_Data for this task_.

>> start

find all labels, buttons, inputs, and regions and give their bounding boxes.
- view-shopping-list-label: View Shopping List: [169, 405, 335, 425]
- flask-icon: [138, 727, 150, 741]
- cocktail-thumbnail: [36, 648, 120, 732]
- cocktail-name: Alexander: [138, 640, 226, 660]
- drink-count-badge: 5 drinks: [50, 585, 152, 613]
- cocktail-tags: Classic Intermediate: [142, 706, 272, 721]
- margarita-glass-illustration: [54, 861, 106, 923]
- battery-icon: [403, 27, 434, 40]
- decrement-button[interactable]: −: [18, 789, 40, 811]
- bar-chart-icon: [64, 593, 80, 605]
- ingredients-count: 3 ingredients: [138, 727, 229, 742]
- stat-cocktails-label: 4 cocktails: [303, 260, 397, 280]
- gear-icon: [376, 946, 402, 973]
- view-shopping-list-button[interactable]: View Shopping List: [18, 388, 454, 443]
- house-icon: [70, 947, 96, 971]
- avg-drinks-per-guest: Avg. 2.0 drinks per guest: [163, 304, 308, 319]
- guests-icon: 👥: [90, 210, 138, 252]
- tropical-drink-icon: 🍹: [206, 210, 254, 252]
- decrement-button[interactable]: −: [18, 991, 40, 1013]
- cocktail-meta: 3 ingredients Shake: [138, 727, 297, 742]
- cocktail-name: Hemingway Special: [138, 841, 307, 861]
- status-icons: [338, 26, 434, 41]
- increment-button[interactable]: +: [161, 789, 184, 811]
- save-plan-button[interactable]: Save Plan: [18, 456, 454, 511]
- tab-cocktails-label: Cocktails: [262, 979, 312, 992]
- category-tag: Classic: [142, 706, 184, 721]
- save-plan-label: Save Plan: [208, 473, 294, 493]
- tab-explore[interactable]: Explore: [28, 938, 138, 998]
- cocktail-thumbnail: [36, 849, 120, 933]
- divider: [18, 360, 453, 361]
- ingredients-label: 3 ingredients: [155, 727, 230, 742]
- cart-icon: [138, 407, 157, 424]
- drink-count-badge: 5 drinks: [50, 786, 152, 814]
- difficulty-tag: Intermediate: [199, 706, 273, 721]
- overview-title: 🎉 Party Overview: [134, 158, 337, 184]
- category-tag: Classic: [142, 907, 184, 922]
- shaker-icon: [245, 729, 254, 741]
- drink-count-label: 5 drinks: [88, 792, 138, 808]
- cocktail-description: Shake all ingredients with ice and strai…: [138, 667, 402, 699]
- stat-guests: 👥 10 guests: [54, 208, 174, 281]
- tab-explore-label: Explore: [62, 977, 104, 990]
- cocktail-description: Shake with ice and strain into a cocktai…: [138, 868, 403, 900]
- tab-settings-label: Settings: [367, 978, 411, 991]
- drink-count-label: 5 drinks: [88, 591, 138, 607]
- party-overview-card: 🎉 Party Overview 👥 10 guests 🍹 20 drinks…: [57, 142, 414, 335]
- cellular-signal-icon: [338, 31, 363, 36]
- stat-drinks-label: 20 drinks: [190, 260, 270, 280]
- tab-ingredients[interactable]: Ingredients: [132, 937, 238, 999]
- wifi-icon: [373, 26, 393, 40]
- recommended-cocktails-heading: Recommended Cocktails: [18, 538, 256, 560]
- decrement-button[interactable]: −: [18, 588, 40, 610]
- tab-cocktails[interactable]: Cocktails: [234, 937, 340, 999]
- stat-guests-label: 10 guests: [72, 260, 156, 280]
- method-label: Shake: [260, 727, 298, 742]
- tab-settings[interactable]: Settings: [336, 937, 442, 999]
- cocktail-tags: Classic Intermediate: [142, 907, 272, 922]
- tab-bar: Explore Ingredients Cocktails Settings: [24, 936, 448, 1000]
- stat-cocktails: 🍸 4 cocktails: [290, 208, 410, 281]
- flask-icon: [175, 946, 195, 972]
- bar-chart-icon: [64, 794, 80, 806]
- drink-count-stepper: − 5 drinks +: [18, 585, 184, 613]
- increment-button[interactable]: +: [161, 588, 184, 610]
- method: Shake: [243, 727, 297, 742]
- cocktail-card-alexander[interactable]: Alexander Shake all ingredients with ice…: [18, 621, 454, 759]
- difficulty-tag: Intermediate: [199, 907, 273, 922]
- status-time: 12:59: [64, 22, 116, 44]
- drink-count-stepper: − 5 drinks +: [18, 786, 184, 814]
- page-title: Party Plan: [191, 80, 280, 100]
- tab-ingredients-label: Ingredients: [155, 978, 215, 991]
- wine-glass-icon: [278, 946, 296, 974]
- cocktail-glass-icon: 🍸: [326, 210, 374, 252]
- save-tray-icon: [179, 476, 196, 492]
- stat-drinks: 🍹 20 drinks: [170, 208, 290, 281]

>> end

Please copy out all of the items above line for line, with every character unchanged.

_Response_.
find all labels, buttons, inputs, and regions and give their bounding boxes.
- view-shopping-list-label: View Shopping List: [169, 405, 335, 425]
- flask-icon: [138, 727, 150, 741]
- cocktail-thumbnail: [36, 648, 120, 732]
- cocktail-name: Alexander: [138, 640, 226, 660]
- drink-count-badge: 5 drinks: [50, 585, 152, 613]
- cocktail-tags: Classic Intermediate: [142, 706, 272, 721]
- margarita-glass-illustration: [54, 861, 106, 923]
- battery-icon: [403, 27, 434, 40]
- decrement-button[interactable]: −: [18, 789, 40, 811]
- bar-chart-icon: [64, 593, 80, 605]
- ingredients-count: 3 ingredients: [138, 727, 229, 742]
- stat-cocktails-label: 4 cocktails: [303, 260, 397, 280]
- gear-icon: [376, 946, 402, 973]
- view-shopping-list-button[interactable]: View Shopping List: [18, 388, 454, 443]
- house-icon: [70, 947, 96, 971]
- avg-drinks-per-guest: Avg. 2.0 drinks per guest: [163, 304, 308, 319]
- guests-icon: 👥: [90, 210, 138, 252]
- tropical-drink-icon: 🍹: [206, 210, 254, 252]
- decrement-button[interactable]: −: [18, 991, 40, 1013]
- cocktail-meta: 3 ingredients Shake: [138, 727, 297, 742]
- cocktail-name: Hemingway Special: [138, 841, 307, 861]
- status-icons: [338, 26, 434, 41]
- increment-button[interactable]: +: [161, 789, 184, 811]
- save-plan-button[interactable]: Save Plan: [18, 456, 454, 511]
- tab-cocktails-label: Cocktails: [262, 979, 312, 992]
- category-tag: Classic: [142, 706, 184, 721]
- save-plan-label: Save Plan: [208, 473, 294, 493]
- tab-explore[interactable]: Explore: [28, 938, 138, 998]
- cocktail-thumbnail: [36, 849, 120, 933]
- divider: [18, 360, 453, 361]
- ingredients-label: 3 ingredients: [155, 727, 230, 742]
- cart-icon: [138, 407, 157, 424]
- drink-count-badge: 5 drinks: [50, 786, 152, 814]
- difficulty-tag: Intermediate: [199, 706, 273, 721]
- overview-title: 🎉 Party Overview: [134, 158, 337, 184]
- category-tag: Classic: [142, 907, 184, 922]
- shaker-icon: [245, 729, 254, 741]
- drink-count-label: 5 drinks: [88, 792, 138, 808]
- cocktail-description: Shake all ingredients with ice and strai…: [138, 667, 402, 699]
- stat-guests: 👥 10 guests: [54, 208, 174, 281]
- tab-explore-label: Explore: [62, 977, 104, 990]
- cocktail-description: Shake with ice and strain into a cocktai…: [138, 868, 403, 900]
- tab-settings-label: Settings: [367, 978, 411, 991]
- drink-count-label: 5 drinks: [88, 591, 138, 607]
- party-overview-card: 🎉 Party Overview 👥 10 guests 🍹 20 drinks…: [57, 142, 414, 335]
- cellular-signal-icon: [338, 31, 363, 36]
- stat-drinks-label: 20 drinks: [190, 260, 270, 280]
- tab-ingredients[interactable]: Ingredients: [132, 937, 238, 999]
- wifi-icon: [373, 26, 393, 40]
- recommended-cocktails-heading: Recommended Cocktails: [18, 538, 256, 560]
- decrement-button[interactable]: −: [18, 588, 40, 610]
- tab-cocktails[interactable]: Cocktails: [234, 937, 340, 999]
- stat-guests-label: 10 guests: [72, 260, 156, 280]
- method-label: Shake: [260, 727, 298, 742]
- tab-settings[interactable]: Settings: [336, 937, 442, 999]
- cocktail-tags: Classic Intermediate: [142, 907, 272, 922]
- tab-bar: Explore Ingredients Cocktails Settings: [24, 936, 448, 1000]
- stat-cocktails: 🍸 4 cocktails: [290, 208, 410, 281]
- flask-icon: [175, 946, 195, 972]
- bar-chart-icon: [64, 794, 80, 806]
- drink-count-stepper: − 5 drinks +: [18, 585, 184, 613]
- increment-button[interactable]: +: [161, 588, 184, 610]
- method: Shake: [243, 727, 297, 742]
- cocktail-card-alexander[interactable]: Alexander Shake all ingredients with ice…: [18, 621, 454, 759]
- difficulty-tag: Intermediate: [199, 907, 273, 922]
- status-time: 12:59: [64, 22, 116, 44]
- drink-count-stepper: − 5 drinks +: [18, 786, 184, 814]
- page-title: Party Plan: [191, 80, 280, 100]
- tab-ingredients-label: Ingredients: [155, 978, 215, 991]
- wine-glass-icon: [278, 946, 296, 974]
- cocktail-glass-icon: 🍸: [326, 210, 374, 252]
- save-tray-icon: [179, 476, 196, 492]
- stat-drinks: 🍹 20 drinks: [170, 208, 290, 281]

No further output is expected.